WORK TO COMPLETE: Filter the listing below, copying every line in which the word "JSON" appears.

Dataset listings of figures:
..............................

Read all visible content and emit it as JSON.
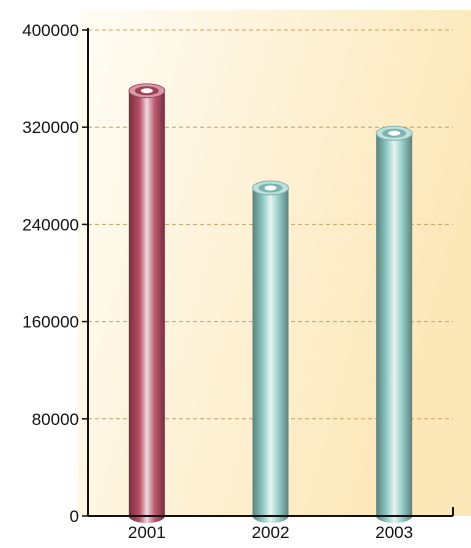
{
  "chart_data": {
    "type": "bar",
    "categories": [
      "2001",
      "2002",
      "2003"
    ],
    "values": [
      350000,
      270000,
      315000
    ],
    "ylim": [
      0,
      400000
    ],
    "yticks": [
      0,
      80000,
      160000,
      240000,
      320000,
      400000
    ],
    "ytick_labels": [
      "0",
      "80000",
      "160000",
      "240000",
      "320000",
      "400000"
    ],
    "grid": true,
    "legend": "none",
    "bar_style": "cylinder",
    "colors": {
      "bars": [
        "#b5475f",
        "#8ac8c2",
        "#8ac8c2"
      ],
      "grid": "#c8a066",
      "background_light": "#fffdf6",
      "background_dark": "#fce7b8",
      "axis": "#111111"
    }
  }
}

..............................

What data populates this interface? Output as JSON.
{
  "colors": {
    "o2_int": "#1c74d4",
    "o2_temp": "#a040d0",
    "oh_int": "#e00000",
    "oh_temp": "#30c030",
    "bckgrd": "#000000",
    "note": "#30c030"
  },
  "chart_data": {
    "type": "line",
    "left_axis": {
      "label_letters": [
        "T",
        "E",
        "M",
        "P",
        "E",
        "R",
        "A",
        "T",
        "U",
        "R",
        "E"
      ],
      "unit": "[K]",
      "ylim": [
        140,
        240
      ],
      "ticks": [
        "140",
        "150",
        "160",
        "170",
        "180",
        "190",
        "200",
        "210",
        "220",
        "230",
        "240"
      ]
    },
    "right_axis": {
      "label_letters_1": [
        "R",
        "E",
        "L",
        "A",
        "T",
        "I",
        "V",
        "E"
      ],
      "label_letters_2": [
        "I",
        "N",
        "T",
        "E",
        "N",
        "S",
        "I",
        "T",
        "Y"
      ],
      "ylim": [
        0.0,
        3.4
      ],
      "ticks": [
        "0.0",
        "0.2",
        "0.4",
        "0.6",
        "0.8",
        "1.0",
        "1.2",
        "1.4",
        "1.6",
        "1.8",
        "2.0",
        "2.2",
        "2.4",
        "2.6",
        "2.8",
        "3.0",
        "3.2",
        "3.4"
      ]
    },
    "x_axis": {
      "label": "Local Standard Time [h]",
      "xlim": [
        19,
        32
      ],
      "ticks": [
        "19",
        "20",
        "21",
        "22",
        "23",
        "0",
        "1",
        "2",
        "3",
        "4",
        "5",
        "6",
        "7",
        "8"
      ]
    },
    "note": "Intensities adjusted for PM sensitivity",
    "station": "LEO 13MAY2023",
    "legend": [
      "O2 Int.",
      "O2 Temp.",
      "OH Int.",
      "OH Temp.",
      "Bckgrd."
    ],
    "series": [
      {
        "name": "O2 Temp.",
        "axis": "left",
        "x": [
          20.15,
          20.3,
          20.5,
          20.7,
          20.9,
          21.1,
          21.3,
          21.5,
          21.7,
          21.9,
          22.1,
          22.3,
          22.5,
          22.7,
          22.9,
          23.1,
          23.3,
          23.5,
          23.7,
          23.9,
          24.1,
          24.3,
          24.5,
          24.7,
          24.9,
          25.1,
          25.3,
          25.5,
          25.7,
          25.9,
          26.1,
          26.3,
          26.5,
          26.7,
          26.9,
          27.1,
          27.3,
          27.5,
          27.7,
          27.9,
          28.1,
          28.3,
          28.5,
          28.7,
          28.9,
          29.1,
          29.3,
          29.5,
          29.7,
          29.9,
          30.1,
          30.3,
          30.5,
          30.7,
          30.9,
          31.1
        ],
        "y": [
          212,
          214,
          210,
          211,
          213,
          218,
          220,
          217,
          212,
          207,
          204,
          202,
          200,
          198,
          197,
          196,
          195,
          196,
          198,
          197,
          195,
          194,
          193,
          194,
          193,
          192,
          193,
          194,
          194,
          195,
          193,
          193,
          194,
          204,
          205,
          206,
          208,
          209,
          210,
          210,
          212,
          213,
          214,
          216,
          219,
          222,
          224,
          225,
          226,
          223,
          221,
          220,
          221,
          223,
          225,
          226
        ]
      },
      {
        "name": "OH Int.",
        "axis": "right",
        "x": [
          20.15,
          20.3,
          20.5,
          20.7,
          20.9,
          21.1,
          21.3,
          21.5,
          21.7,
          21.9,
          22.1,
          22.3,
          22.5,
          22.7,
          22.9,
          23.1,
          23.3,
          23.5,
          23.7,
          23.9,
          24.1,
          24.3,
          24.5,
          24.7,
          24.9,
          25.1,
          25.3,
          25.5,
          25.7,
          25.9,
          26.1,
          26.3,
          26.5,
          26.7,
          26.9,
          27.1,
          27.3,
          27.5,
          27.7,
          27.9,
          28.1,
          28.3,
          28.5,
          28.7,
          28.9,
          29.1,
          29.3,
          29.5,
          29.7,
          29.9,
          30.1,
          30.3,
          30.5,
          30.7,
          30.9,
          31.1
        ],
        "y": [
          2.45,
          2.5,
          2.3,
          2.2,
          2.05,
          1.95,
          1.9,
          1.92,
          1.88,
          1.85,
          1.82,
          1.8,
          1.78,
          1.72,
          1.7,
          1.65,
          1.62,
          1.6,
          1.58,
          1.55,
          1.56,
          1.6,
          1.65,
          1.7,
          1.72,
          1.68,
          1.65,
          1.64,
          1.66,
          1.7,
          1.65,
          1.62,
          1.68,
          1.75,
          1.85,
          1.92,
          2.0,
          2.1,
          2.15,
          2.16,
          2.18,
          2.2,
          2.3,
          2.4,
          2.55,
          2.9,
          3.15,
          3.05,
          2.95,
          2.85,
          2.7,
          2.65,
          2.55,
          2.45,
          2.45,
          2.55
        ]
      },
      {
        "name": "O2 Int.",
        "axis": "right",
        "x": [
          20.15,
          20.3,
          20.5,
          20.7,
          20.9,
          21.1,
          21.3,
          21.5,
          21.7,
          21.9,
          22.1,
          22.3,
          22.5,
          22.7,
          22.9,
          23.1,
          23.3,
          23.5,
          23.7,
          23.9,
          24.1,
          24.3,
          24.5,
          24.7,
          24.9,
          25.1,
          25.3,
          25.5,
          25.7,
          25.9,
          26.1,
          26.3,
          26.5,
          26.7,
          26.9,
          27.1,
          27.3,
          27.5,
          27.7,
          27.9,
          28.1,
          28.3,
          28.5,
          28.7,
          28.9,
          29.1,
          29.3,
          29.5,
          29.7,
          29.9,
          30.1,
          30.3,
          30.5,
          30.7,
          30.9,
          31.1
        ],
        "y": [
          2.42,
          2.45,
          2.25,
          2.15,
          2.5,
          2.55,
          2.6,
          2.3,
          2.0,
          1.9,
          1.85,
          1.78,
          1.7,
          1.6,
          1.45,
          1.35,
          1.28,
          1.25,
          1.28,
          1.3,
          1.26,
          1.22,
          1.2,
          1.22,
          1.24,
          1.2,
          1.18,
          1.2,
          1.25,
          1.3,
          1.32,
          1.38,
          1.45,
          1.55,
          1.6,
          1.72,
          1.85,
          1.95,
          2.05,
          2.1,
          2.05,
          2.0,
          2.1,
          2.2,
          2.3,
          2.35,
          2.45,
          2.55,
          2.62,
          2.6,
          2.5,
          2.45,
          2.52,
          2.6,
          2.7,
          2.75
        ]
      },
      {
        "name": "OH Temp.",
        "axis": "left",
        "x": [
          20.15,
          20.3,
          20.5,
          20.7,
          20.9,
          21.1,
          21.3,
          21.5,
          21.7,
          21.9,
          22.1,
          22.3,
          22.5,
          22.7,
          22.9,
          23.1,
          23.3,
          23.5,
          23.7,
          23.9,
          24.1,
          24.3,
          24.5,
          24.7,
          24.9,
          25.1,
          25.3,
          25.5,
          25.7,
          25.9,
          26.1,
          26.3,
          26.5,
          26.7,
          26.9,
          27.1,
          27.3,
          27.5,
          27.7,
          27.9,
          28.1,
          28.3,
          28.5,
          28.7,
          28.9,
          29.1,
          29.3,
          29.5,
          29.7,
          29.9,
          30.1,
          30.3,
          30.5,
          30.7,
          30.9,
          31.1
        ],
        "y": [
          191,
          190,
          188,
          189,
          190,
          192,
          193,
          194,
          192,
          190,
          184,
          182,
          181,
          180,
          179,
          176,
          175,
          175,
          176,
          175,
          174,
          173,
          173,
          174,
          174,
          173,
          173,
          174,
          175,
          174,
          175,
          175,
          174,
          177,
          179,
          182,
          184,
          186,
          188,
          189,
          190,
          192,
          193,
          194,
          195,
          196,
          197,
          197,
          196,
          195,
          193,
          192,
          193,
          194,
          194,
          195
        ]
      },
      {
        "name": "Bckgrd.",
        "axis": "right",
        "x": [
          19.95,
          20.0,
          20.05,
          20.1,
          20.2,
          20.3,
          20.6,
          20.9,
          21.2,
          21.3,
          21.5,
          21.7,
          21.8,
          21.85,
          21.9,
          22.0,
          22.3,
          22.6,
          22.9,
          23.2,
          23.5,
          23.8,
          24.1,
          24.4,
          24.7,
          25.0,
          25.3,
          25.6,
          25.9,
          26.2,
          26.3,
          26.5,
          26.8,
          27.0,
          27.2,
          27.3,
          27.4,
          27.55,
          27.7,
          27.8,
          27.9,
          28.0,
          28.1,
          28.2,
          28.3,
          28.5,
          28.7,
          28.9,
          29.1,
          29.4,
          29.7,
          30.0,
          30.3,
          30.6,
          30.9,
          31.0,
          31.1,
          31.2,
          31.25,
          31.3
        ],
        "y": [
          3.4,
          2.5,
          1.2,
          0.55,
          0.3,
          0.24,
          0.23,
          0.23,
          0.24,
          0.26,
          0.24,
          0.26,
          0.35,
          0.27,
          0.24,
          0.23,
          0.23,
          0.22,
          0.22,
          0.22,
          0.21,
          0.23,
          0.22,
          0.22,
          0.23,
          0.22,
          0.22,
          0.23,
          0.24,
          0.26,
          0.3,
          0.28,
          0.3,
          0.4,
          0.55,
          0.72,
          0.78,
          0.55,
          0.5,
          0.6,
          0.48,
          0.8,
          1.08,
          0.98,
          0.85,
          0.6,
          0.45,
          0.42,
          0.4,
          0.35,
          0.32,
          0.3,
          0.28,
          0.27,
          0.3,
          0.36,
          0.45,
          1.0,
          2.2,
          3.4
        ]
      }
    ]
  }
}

..............................

RESPONSE:
Read all visible content and emit it as JSON.
What data populates this interface? Output as JSON.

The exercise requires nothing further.